* **Data for this task**
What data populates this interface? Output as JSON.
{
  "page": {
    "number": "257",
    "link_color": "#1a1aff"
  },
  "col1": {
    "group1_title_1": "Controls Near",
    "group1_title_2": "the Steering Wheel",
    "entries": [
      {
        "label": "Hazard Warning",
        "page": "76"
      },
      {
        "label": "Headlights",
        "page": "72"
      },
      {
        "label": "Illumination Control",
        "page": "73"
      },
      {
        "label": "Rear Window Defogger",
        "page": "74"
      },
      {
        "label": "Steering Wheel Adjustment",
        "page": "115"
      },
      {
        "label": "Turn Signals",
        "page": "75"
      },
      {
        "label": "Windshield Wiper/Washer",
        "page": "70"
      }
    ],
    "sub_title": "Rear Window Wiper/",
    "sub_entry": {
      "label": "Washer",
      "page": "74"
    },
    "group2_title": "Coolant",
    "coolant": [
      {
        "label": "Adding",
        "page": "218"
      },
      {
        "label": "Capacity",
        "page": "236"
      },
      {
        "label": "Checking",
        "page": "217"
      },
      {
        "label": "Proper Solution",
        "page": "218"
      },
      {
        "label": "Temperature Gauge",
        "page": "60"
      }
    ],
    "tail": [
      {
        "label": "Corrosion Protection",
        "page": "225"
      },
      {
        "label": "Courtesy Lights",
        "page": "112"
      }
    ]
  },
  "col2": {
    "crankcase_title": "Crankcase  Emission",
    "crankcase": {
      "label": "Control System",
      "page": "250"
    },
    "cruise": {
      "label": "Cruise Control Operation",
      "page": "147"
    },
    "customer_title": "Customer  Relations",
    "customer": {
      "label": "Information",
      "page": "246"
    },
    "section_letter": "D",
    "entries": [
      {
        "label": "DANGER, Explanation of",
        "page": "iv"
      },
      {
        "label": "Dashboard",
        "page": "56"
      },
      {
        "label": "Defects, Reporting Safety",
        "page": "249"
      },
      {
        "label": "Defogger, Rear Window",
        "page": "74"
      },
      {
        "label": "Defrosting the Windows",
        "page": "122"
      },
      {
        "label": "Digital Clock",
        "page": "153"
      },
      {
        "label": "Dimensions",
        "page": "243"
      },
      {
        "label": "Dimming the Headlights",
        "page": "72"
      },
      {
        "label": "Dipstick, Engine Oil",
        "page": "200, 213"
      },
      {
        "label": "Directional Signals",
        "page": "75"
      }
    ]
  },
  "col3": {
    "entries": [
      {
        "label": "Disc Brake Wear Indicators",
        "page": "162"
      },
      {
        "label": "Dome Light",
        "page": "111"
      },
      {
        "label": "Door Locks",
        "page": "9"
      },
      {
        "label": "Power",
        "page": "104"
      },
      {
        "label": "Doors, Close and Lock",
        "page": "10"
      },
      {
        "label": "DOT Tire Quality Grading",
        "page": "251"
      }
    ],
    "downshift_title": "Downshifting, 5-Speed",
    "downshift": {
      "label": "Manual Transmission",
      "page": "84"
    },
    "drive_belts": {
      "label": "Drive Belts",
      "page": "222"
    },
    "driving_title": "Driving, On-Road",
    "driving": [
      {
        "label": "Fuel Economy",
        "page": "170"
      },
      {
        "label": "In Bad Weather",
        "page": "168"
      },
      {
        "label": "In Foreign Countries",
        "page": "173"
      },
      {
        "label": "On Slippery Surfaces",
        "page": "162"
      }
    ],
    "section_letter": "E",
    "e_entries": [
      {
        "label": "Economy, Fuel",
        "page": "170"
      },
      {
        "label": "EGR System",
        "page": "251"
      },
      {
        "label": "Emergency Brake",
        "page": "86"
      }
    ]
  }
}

* **Task statement**
Above are the records. Copy every line in them holding "Brake".

* **Output for this exercise**
        "label": "Disc Brake Wear Indicators",
        "label": "Emergency Brake",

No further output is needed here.